DATASET ROWS:
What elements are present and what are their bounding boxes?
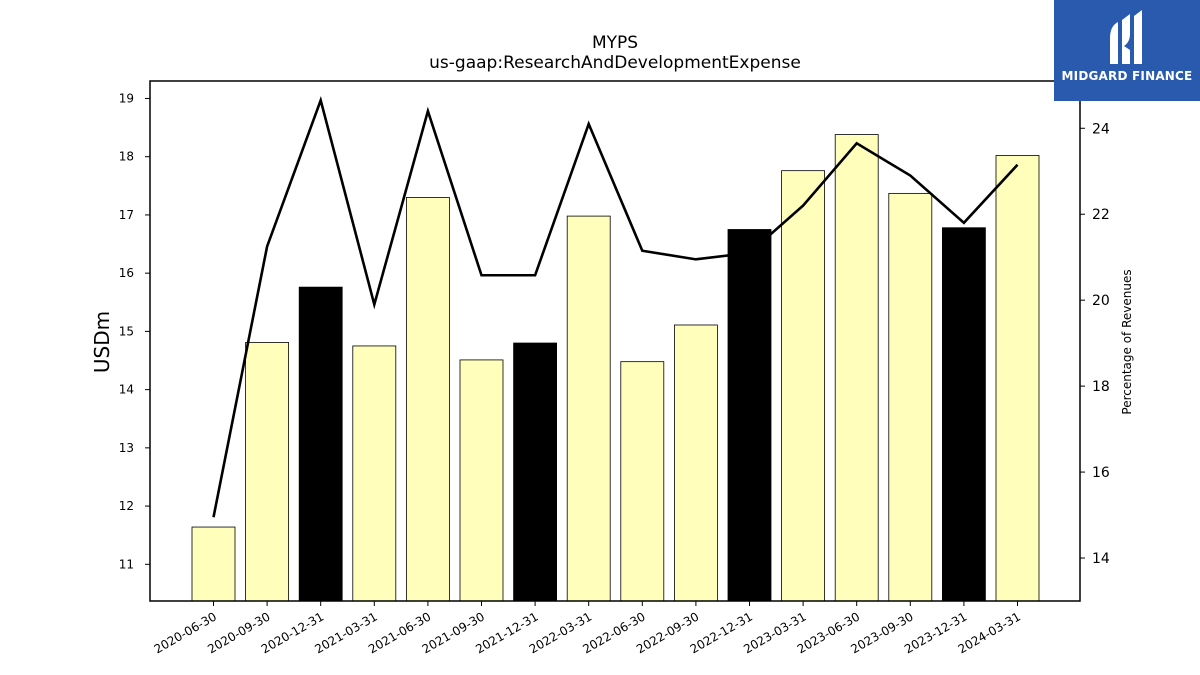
bar bbox=[674, 324, 718, 602]
line-series bbox=[212, 96, 1019, 518]
chart-subtitle: us-gaap:ResearchAndDevelopmentExpense bbox=[429, 53, 801, 73]
bar bbox=[942, 227, 986, 602]
midgard-logo-icon bbox=[1110, 10, 1142, 64]
y2-tick-label: 24 bbox=[1092, 121, 1110, 137]
y-axis-label: USDm bbox=[90, 311, 114, 373]
bar bbox=[405, 197, 450, 602]
y-tick-label: 17 bbox=[119, 208, 134, 222]
y-tick-label: 11 bbox=[119, 557, 134, 571]
bar bbox=[245, 342, 290, 602]
y-axis: 11 12 13 14 15 16 17 18 19 bbox=[119, 91, 150, 571]
bar-series bbox=[191, 134, 1040, 602]
bar bbox=[352, 345, 397, 602]
bar bbox=[191, 526, 236, 602]
bar bbox=[834, 134, 879, 602]
y-tick-label: 13 bbox=[119, 441, 134, 455]
bar bbox=[727, 229, 772, 602]
bar bbox=[995, 155, 1040, 602]
logo-text: MIDGARD FINANCE bbox=[1061, 69, 1193, 83]
y-tick-label: 14 bbox=[119, 383, 134, 397]
y2-tick-label: 20 bbox=[1092, 293, 1110, 309]
y-tick-label: 12 bbox=[119, 499, 134, 513]
bar bbox=[566, 215, 611, 602]
y2-tick-label: 14 bbox=[1092, 551, 1110, 567]
y2-tick-label: 16 bbox=[1092, 465, 1110, 481]
midgard-logo: MIDGARD FINANCE bbox=[1054, 0, 1200, 101]
x-axis: 2020-06-302020-09-302020-12-312021-03-31… bbox=[152, 601, 1023, 656]
bar bbox=[620, 361, 665, 602]
bar bbox=[459, 359, 504, 602]
y-tick-label: 16 bbox=[119, 266, 134, 280]
plot-frame bbox=[149, 80, 1081, 602]
y2-tick-label: 22 bbox=[1092, 207, 1110, 223]
y2-axis: 14 16 18 20 22 24 bbox=[1080, 121, 1110, 567]
y2-axis-label: Percentage of Revenues bbox=[1120, 269, 1134, 414]
y-tick-label: 15 bbox=[119, 324, 134, 338]
y2-tick-label: 18 bbox=[1092, 379, 1110, 395]
y-tick-label: 19 bbox=[119, 91, 134, 105]
chart-title: MYPS bbox=[592, 33, 638, 53]
bar bbox=[513, 342, 557, 602]
bar bbox=[298, 286, 343, 602]
y-tick-label: 18 bbox=[119, 150, 134, 164]
bar bbox=[781, 170, 825, 602]
series-line bbox=[212, 96, 1019, 518]
bar bbox=[888, 192, 933, 602]
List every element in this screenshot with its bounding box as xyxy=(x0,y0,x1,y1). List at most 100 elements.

WORK TO COMPLETE: Copy every line of the entries above verbatim, leaving out the pictures.

OUTPUT:
What elements are present and what are their bounding boxes?
bar bbox=[674, 324, 718, 602]
line-series bbox=[212, 96, 1019, 518]
chart-subtitle: us-gaap:ResearchAndDevelopmentExpense bbox=[429, 53, 801, 73]
bar bbox=[942, 227, 986, 602]
midgard-logo-icon bbox=[1110, 10, 1142, 64]
y2-tick-label: 24 bbox=[1092, 121, 1110, 137]
y-axis-label: USDm bbox=[90, 311, 114, 373]
bar bbox=[405, 197, 450, 602]
y-tick-label: 17 bbox=[119, 208, 134, 222]
y-tick-label: 11 bbox=[119, 557, 134, 571]
bar bbox=[245, 342, 290, 602]
y-axis: 11 12 13 14 15 16 17 18 19 bbox=[119, 91, 150, 571]
bar-series bbox=[191, 134, 1040, 602]
bar bbox=[352, 345, 397, 602]
bar bbox=[191, 526, 236, 602]
bar bbox=[834, 134, 879, 602]
y-tick-label: 13 bbox=[119, 441, 134, 455]
bar bbox=[727, 229, 772, 602]
bar bbox=[995, 155, 1040, 602]
logo-text: MIDGARD FINANCE bbox=[1061, 69, 1193, 83]
y-tick-label: 14 bbox=[119, 383, 134, 397]
y2-tick-label: 20 bbox=[1092, 293, 1110, 309]
y-tick-label: 12 bbox=[119, 499, 134, 513]
bar bbox=[566, 215, 611, 602]
y2-tick-label: 14 bbox=[1092, 551, 1110, 567]
y2-tick-label: 16 bbox=[1092, 465, 1110, 481]
midgard-logo: MIDGARD FINANCE bbox=[1054, 0, 1200, 101]
x-axis: 2020-06-302020-09-302020-12-312021-03-31… bbox=[152, 601, 1023, 656]
bar bbox=[620, 361, 665, 602]
bar bbox=[459, 359, 504, 602]
y-tick-label: 16 bbox=[119, 266, 134, 280]
plot-frame bbox=[149, 80, 1081, 602]
y2-tick-label: 22 bbox=[1092, 207, 1110, 223]
y2-axis: 14 16 18 20 22 24 bbox=[1080, 121, 1110, 567]
y2-axis-label: Percentage of Revenues bbox=[1120, 269, 1134, 414]
y-tick-label: 15 bbox=[119, 324, 134, 338]
y2-tick-label: 18 bbox=[1092, 379, 1110, 395]
y-tick-label: 19 bbox=[119, 91, 134, 105]
chart-title: MYPS bbox=[592, 33, 638, 53]
bar bbox=[513, 342, 557, 602]
bar bbox=[298, 286, 343, 602]
y-tick-label: 18 bbox=[119, 150, 134, 164]
bar bbox=[781, 170, 825, 602]
series-line bbox=[212, 96, 1019, 518]
bar bbox=[888, 192, 933, 602]
List every element in this screenshot with its bounding box as xyxy=(x0,y0,x1,y1). List at most 100 elements.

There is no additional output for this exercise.